**Testo di partenza**
%%

Olio su tela, XVIII secolo.
Autore: Anonimo.
Collocazione: Basílica y Convento de San Pedro, Lima, Perù.
Questo dipinto celebra l’opera missionaria mondiale di evangelizzazione della Compagnia di Gesù usando allegoricamente temi teologici e geografici del XVIII secolo.
Figure Principali
Sant’Ignazio di Loyola: Il fondatore dell’ordine domina la scena al centro, reggendo il libro delle Costituzioni della Compagnia, presentato come il fulcro spirituale e dottrinale dell’intera allegoria.
I Grandi Missionari: Ai lati di sant’Ignazio sono rappresentati due personaggi chiave dell’ordine. A sinistra c’è San Francesco Saverio, apostolo delle Indie e dell’Asia, che indossa la cotta liturgica sopra la tonaca; a destra, San Francesco di Borja (sì, QUEI Borgia), terzo generale dell’Ordine, raffigurato in ricchi paramenti liturgici e che mostra un ostensorio, simbolo della centralità dell’Eucaristia.
I Martiri e i Beati: Nella fascia superiore, tra nubi e cherubini, sono raffigurati i martiri gesuiti tra cui i tre religiosi crocifissi a Nagasaki nel 1597 (San Paolo Miki,
San Giacomo Kisai, San Giovanni Soan).

%%

**Compito assegnato 1**
Quali santi sono nominati nella scheda sul dipinto?
**Compito assegnato 2**
Trascrivi alla lettera il passo della scheda sul dipinto che va da "Collocazione: Basílica y" fino a "del XVIII secolo.".
**Compito assegnato 3**
Secondo la scheda sul dipinto, che cosa simboleggia l'oggetto mostrato da San Francesco di Borja?

(Dati estratti da una raccolta)
%%

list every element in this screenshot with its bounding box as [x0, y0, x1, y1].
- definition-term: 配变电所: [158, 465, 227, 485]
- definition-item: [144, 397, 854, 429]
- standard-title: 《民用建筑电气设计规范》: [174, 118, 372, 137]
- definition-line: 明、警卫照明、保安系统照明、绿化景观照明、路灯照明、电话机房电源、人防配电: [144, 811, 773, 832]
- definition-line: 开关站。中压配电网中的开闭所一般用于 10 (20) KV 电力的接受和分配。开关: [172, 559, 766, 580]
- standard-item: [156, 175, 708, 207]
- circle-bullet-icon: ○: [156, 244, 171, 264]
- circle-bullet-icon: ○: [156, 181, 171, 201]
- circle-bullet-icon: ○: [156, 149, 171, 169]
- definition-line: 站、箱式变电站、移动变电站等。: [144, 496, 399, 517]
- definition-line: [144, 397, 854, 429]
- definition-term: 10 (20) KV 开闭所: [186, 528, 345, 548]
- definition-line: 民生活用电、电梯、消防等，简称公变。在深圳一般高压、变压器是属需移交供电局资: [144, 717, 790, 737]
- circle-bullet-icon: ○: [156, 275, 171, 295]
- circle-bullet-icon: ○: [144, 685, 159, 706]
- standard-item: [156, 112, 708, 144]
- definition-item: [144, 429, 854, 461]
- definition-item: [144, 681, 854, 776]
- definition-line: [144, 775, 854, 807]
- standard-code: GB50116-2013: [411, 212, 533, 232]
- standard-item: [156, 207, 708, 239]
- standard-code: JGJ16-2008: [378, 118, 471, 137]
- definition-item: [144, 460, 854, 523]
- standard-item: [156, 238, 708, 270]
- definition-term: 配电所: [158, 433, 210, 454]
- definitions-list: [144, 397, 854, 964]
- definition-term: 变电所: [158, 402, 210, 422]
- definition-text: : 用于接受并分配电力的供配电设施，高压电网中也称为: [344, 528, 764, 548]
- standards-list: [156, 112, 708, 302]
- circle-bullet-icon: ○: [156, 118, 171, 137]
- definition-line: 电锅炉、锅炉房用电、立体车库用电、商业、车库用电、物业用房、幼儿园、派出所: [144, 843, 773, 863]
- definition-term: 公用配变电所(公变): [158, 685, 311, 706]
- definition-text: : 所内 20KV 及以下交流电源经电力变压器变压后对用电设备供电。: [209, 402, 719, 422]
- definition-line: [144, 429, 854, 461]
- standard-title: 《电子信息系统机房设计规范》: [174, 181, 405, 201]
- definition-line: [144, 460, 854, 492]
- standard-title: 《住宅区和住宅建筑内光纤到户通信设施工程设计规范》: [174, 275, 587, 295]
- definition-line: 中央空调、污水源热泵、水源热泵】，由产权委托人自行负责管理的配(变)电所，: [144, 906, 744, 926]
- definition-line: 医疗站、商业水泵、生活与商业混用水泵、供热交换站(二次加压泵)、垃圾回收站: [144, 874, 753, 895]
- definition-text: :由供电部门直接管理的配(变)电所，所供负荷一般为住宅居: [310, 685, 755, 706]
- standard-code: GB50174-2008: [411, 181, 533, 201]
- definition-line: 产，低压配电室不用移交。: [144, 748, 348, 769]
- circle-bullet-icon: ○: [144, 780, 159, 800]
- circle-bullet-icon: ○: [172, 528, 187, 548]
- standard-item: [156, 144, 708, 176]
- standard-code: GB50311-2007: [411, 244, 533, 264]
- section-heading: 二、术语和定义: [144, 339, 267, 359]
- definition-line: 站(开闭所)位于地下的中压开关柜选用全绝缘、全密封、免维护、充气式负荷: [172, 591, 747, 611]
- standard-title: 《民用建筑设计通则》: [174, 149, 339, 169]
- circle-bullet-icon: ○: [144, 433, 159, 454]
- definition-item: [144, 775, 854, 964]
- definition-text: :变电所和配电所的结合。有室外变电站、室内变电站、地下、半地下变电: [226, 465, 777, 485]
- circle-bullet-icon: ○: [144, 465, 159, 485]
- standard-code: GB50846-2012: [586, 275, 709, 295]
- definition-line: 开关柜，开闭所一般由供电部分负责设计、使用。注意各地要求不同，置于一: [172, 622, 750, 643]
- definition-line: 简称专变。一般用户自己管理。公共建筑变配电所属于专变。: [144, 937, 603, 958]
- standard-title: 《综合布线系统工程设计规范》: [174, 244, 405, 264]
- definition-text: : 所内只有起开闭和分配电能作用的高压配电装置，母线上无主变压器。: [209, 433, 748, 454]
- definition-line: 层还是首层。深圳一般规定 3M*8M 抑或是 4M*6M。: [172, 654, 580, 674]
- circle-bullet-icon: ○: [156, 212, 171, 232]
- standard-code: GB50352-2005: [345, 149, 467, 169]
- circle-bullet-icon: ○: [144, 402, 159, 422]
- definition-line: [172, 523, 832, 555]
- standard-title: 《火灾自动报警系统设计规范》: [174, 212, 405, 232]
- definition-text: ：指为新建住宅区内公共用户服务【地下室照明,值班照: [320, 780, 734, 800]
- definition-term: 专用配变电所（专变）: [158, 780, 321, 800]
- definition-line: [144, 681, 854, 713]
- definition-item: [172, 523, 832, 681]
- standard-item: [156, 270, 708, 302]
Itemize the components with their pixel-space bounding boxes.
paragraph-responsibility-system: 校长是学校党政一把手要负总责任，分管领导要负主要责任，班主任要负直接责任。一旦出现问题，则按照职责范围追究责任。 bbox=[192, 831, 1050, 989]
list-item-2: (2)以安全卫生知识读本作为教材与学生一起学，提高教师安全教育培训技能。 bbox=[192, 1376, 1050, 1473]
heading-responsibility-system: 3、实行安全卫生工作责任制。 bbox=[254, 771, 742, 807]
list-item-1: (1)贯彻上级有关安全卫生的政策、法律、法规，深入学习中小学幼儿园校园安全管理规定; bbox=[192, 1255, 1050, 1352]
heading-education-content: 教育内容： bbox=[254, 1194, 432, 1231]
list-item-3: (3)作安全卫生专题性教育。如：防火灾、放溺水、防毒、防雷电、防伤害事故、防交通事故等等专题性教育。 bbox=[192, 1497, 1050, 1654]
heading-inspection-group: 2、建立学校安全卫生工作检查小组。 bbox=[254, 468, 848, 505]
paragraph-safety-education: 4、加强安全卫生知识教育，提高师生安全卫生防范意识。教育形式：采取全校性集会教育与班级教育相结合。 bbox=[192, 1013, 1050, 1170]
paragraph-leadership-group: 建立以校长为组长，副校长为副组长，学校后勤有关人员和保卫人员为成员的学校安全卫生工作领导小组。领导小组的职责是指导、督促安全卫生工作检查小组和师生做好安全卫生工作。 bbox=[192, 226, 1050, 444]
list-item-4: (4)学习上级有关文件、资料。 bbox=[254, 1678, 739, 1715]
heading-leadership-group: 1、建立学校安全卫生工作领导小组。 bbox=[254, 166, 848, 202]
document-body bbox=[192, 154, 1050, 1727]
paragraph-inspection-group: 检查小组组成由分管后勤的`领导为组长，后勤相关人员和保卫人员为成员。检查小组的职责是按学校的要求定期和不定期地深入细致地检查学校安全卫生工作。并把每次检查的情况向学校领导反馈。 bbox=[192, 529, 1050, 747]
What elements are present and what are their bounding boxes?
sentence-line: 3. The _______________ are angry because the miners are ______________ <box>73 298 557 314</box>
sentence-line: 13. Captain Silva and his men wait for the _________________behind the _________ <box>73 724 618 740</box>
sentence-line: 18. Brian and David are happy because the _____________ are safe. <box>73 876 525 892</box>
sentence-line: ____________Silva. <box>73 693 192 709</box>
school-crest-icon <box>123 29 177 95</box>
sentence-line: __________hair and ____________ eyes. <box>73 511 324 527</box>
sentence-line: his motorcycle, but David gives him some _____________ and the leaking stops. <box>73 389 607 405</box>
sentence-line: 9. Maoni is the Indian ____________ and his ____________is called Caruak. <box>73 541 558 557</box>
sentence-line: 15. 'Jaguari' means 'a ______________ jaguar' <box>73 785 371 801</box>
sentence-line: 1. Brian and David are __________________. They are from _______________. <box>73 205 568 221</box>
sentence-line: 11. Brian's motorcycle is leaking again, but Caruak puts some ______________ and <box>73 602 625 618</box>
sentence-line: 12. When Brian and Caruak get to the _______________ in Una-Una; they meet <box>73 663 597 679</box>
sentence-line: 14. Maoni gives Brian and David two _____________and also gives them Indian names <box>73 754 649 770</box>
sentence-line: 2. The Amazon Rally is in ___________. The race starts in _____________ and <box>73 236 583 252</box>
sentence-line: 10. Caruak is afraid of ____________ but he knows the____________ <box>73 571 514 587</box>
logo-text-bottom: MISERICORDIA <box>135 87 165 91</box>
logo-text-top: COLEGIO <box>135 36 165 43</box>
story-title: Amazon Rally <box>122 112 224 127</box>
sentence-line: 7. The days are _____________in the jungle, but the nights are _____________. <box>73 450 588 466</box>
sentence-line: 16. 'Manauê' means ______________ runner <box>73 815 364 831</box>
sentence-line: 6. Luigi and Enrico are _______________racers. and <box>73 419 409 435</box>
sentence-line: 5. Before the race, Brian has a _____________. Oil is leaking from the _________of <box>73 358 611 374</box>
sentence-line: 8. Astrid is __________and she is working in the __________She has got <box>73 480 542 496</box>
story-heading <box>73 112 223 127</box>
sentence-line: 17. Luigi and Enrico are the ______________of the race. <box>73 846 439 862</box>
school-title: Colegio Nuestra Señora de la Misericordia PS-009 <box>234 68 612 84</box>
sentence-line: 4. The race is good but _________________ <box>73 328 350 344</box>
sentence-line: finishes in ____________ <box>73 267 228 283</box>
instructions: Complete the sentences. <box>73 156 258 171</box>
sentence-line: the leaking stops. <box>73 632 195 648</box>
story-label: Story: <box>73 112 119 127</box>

%%

**Risposta 1**
Sant'Ignazio di Loyola, San Francesco Saverio, San Francesco di Borja, San Paolo Miki, San Giacomo Kisai, San Giovanni Soan.

**Risposta 2**
Collocazione: Basílica y Convento de San Pedro, Lima, Perù.
Questo dipinto celebra l’opera missionaria mondiale di evangelizzazione della Compagnia di Gesù usando allegoricamente temi teologici e geografici del XVIII secolo.

**Risposta 3**
San Francesco di Borja mostra un ostensorio. L'ostensorio è il simbolo della centralità dell'Eucaristia.